#### [Task prompt]
Only the number is wanted: how many lines of the data contain "encryption"?

>>>>>

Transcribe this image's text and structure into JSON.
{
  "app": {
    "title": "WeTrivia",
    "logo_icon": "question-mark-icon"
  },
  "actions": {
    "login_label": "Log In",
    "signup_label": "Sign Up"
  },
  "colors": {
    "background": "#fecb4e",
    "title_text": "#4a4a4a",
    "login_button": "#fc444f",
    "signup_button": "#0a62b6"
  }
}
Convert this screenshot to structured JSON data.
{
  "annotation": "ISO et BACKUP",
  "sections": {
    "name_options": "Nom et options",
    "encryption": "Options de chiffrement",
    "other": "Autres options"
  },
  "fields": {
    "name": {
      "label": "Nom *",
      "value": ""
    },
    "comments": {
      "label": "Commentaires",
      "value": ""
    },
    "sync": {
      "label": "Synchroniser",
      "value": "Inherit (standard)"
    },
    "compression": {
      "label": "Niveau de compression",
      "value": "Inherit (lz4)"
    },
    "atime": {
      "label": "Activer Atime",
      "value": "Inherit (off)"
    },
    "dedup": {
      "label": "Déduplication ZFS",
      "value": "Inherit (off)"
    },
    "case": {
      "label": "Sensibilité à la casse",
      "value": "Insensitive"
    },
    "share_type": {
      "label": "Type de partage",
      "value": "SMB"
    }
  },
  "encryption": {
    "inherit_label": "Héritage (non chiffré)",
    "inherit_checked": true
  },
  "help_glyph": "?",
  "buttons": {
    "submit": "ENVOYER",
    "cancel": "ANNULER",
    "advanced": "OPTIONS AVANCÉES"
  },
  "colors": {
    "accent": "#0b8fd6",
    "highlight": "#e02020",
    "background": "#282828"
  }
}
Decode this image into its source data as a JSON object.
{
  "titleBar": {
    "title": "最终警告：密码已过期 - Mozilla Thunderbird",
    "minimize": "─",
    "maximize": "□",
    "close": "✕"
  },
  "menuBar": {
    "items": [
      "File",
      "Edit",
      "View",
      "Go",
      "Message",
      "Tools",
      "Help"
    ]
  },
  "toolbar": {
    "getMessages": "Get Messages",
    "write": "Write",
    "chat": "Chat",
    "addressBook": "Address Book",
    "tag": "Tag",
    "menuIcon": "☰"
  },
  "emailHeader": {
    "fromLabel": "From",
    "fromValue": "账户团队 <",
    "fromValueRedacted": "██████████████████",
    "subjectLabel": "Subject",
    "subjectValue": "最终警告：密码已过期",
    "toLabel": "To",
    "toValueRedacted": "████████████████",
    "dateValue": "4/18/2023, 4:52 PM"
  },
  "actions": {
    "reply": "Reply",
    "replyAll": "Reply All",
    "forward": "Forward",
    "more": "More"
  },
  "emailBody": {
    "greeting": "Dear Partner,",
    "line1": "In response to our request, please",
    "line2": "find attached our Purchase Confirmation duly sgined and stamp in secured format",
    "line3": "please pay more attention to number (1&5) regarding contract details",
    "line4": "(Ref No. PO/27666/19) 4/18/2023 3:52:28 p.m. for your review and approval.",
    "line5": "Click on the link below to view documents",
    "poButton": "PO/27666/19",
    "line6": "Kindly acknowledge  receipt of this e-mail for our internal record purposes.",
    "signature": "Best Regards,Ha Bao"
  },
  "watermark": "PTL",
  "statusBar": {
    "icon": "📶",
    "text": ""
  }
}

<<<<<

#### [Final result]
2